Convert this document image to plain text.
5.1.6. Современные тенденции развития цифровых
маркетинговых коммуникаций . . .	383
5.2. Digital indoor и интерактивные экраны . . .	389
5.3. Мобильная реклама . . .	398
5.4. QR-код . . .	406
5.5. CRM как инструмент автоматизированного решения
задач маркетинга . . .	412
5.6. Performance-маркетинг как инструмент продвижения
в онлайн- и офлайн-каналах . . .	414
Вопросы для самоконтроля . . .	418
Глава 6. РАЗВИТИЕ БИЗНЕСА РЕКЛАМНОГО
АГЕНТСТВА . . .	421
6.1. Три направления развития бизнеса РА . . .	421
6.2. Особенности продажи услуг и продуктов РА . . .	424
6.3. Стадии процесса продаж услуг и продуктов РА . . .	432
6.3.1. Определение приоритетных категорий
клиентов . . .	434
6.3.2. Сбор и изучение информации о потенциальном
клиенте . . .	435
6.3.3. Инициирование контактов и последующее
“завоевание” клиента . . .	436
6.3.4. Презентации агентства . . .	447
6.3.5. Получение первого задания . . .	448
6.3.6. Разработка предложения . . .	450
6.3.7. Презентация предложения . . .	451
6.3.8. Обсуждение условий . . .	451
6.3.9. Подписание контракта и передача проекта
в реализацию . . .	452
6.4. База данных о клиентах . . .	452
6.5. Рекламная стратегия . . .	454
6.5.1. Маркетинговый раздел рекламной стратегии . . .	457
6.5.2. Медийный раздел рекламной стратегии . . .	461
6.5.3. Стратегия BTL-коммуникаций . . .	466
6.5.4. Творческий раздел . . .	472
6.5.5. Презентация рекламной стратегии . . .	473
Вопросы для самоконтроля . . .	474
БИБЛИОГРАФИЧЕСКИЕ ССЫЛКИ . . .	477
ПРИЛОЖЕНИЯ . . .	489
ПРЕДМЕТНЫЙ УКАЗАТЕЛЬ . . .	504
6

### [Work to complete]
Above is a listing; report how many of its lines include the word "предложения", giving the number only.

### [Answer for the task]
2